Return each line containing the string "true".

— start THE INPUT —

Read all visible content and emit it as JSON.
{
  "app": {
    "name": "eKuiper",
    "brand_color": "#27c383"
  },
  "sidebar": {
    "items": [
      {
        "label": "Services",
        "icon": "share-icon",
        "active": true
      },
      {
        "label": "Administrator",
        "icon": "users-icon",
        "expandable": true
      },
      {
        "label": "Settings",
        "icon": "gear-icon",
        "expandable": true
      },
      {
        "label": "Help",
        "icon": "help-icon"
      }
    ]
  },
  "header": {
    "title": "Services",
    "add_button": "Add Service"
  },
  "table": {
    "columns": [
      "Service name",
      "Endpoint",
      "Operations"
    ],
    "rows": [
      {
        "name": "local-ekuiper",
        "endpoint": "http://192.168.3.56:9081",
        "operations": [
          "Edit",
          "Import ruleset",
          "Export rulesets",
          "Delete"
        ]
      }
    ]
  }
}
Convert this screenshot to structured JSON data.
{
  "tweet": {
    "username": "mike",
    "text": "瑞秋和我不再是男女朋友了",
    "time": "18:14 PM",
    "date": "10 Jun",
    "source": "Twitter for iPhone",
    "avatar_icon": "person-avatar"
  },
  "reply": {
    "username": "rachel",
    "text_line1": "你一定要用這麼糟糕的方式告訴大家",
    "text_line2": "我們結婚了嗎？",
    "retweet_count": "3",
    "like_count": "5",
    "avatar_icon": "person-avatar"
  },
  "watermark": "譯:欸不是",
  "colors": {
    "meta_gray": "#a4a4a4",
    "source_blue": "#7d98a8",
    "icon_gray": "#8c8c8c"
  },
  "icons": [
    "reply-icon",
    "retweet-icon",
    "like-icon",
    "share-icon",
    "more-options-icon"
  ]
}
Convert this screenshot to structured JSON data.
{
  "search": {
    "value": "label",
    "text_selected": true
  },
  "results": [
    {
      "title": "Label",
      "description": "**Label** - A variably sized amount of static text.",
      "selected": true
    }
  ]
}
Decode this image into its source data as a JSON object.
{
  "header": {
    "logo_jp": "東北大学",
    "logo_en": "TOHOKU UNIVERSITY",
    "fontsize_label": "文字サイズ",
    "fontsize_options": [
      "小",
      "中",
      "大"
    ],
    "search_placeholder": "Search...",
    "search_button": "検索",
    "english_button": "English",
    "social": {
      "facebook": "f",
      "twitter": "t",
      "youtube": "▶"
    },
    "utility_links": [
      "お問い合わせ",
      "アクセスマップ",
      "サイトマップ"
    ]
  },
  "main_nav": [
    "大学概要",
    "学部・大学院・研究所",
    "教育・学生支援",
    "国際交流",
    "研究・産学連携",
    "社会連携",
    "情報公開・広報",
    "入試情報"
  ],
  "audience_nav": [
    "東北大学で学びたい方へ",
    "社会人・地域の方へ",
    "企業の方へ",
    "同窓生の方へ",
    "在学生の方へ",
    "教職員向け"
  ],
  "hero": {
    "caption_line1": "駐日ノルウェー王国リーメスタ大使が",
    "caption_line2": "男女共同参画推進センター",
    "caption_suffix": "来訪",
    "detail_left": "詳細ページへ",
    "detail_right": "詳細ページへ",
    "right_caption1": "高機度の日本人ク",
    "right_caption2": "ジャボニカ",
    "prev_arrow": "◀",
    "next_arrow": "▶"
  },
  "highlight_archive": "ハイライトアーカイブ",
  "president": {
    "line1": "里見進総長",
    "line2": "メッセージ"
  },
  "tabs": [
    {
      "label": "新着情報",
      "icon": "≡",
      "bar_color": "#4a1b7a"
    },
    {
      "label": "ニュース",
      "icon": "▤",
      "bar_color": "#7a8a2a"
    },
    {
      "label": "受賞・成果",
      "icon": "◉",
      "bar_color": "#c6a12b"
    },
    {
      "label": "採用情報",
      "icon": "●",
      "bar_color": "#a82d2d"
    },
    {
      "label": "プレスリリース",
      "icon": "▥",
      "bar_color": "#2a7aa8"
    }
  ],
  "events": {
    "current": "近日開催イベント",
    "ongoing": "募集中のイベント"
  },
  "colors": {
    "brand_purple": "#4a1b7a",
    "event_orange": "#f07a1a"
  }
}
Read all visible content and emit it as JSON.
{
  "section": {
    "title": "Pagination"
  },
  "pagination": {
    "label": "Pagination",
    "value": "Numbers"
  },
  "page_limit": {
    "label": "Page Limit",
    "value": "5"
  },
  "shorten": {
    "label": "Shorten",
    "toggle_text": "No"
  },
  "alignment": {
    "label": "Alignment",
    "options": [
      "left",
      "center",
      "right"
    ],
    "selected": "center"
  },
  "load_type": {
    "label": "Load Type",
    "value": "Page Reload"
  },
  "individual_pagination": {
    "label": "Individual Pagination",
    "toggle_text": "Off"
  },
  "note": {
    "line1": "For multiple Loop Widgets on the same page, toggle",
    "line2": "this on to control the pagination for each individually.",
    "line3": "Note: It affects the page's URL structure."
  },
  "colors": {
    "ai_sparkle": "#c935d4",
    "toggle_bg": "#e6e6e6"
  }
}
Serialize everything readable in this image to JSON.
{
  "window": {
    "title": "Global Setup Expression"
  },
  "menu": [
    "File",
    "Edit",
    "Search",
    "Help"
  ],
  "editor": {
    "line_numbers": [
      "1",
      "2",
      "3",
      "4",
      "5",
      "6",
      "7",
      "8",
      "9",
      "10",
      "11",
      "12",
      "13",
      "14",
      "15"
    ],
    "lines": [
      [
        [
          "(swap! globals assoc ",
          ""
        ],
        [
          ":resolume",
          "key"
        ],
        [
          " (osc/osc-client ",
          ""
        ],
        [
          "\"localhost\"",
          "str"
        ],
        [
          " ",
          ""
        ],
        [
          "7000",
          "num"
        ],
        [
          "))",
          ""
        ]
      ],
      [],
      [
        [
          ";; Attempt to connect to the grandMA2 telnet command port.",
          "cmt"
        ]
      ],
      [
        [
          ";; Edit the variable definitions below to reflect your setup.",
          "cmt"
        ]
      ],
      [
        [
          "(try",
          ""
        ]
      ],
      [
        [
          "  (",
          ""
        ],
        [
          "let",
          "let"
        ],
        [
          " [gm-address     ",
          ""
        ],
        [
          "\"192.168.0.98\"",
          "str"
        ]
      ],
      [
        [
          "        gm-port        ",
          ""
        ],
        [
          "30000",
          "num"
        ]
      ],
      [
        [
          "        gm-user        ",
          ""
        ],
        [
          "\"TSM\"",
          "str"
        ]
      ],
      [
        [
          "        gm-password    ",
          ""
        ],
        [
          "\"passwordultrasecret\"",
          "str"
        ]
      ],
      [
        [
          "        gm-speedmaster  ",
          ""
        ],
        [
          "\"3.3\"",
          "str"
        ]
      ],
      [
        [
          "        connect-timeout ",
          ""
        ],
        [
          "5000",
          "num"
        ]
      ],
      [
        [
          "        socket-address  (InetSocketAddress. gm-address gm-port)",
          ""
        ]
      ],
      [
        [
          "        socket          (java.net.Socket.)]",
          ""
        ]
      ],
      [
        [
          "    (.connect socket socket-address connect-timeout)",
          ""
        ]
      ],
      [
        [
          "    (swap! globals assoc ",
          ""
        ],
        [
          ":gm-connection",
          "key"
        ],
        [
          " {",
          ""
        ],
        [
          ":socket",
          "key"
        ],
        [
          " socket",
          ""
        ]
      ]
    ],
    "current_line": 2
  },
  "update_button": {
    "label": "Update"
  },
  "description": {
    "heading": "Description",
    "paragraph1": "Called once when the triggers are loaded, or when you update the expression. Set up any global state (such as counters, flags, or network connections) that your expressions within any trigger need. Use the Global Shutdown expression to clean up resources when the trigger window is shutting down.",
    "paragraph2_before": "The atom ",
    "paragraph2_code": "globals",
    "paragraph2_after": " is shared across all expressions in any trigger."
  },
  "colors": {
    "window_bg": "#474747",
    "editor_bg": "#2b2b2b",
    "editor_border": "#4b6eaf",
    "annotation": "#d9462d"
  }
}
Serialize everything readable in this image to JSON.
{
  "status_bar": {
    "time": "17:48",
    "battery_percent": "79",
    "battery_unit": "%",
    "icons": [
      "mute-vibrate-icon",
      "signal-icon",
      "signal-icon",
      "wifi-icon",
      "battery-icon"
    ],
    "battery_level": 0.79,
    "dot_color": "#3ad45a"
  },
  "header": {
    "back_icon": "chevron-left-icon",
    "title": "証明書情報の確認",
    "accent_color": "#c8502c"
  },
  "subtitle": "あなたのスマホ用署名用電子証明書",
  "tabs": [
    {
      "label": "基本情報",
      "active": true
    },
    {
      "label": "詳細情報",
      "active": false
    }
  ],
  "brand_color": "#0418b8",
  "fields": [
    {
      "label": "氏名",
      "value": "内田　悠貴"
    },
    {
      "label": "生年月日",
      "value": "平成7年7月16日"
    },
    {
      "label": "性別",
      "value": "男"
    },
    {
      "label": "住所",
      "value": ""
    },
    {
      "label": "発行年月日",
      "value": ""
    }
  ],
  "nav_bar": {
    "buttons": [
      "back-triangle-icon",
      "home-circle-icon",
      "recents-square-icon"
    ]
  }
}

— end THE INPUT —

RESULT OF THIS TASK:
        "active": true
        "expandable": true
        "expandable": true
    "text_selected": true
      "selected": true
      "active": true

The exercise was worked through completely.